◆ Stored data

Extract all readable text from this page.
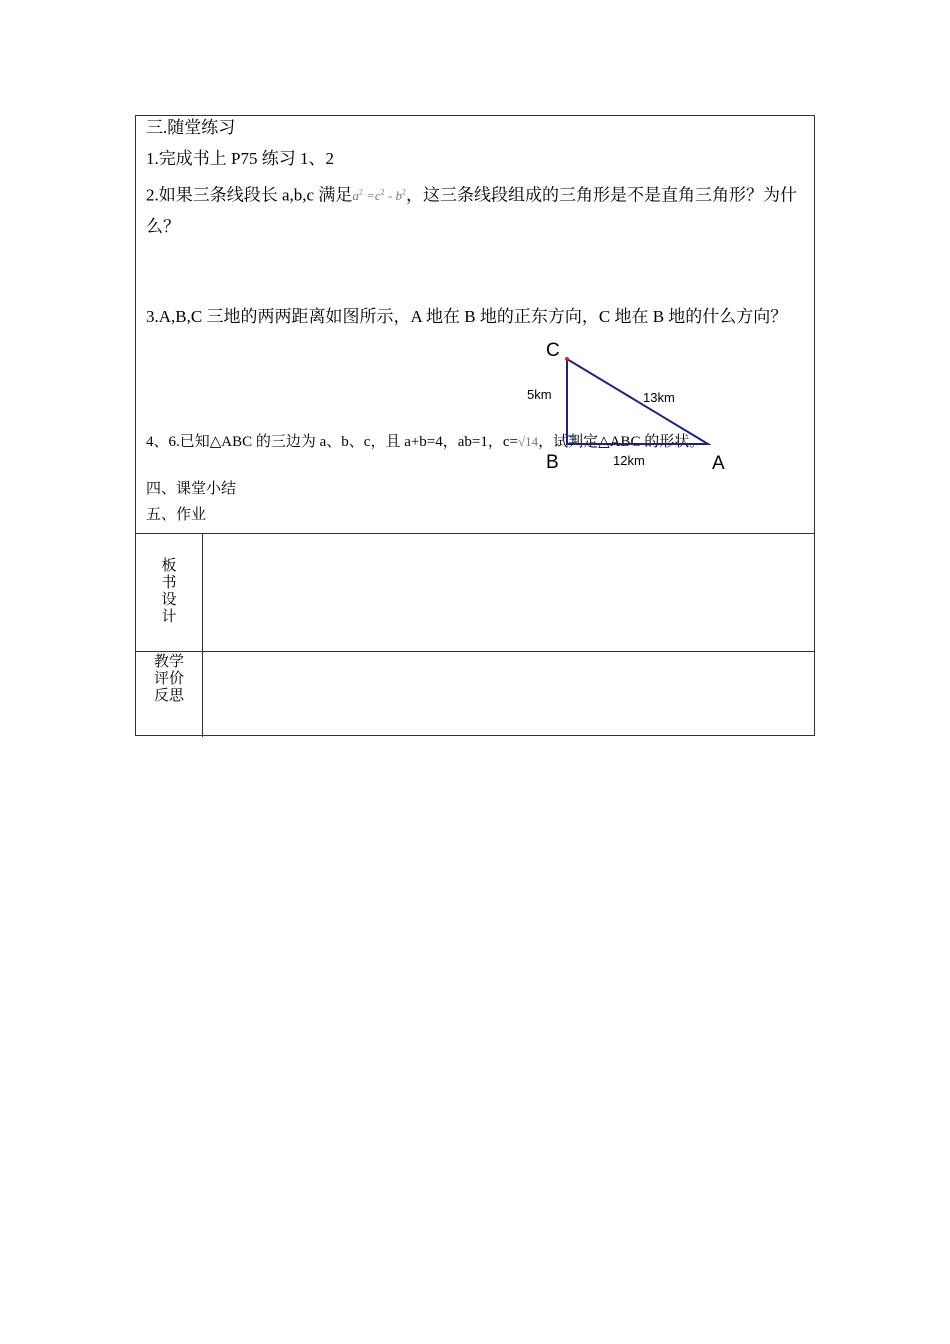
三.随堂练习
1.完成书上 P75 练习 1、2
2.如果三条线段长 a,b,c 满足$a^2 =c^2 - b^2$，这三条线段组成的三角形是不是直角三角形？为什么？
3.A,B,C 三地的两两距离如图所示，A 地在 B 地的正东方向，C 地在 B 地的什么方向？
4、6.已知△ABC 的三边为 a、b、c，且 a+b=4，ab=1，c=√14，试判定△ABC 的形状。
四、课堂小结
五、作业
C
B	A
5km	13km
12km
板
书
设
计
教学
评价
反思
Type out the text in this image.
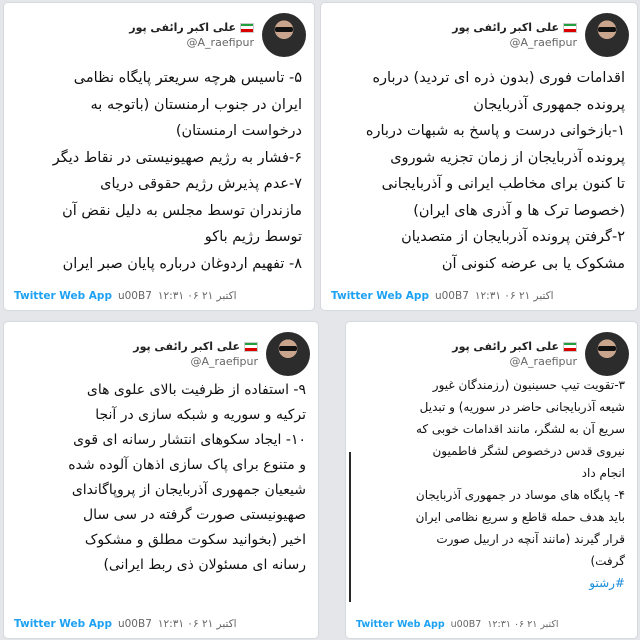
علی اکبر رائفی پور
@A_raefipur

اقدامات فوری (بدون ذره ای تردید) درباره

پرونده جمهوری آذربایجان

۱-بازخوانی درست و پاسخ به شبهات درباره

پرونده آذربایجان از زمان تجزیه شوروی

تا کنون برای مخاطب ایرانی و آذربایجانی

(خصوصا ترک ها و آذری های ایران)

۲-گرفتن پرونده آذربایجان از متصدیان

مشکوک یا بی عرضه کنونی آن

Twitter Web App u00B7 ۱۲:۳۱ ۰۶ اکتبر ۲۱
علی اکبر رائفی پور
@A_raefipur

۵- تاسیس هرچه سریعتر پایگاه نظامی

ایران در جنوب ارمنستان (باتوجه به

درخواست ارمنستان)

۶-فشار به رژیم صهیونیستی در نقاط دیگر

۷-عدم پذیرش رژیم حقوقی دریای

مازندران توسط مجلس به دلیل نقض آن

توسط رژیم باکو

۸- تفهیم اردوغان درباره پایان صبر ایران

Twitter Web App u00B7 ۱۲:۳۱ ۰۶ اکتبر ۲۱
علی اکبر رائفی پور
@A_raefipur

۳-تقویت تیپ حسینیون (رزمندگان غیور

شیعه آذربایجانی حاضر در سوریه) و تبدیل

سریع آن به لشگر، مانند اقدامات خوبی که

نیروی قدس درخصوص لشگر فاطمیون

انجام داد

۴- پایگاه های موساد در جمهوری آذربایجان

باید هدف حمله قاطع و سریع نظامی ایران

قرار گیرند (مانند آنچه در اربیل صورت

گرفت)

#رشتو

Twitter Web App u00B7 ۱۲:۳۱ ۰۶ اکتبر ۲۱
علی اکبر رائفی پور
@A_raefipur

۹- استفاده از ظرفیت بالای علوی های

ترکیه و سوریه و شبکه سازی در آنجا

۱۰- ایجاد سکوهای انتشار رسانه ای قوی

و متنوع برای پاک سازی اذهان آلوده شده

شیعیان جمهوری آذربایجان از پروپاگاندای

صهیونیستی صورت گرفته در سی سال

اخیر (بخوانید سکوت مطلق و مشکوک

رسانه ای مسئولان ذی ربط ایرانی)

Twitter Web App u00B7 ۱۲:۳۱ ۰۶ اکتبر ۲۱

◆ Task to complete
Where a line holds "نظامی", copy it out.

◆ Answer to this problem
۵- تاسیس هرچه سریعتر پایگاه نظامی
باید هدف حمله قاطع و سریع نظامی ایران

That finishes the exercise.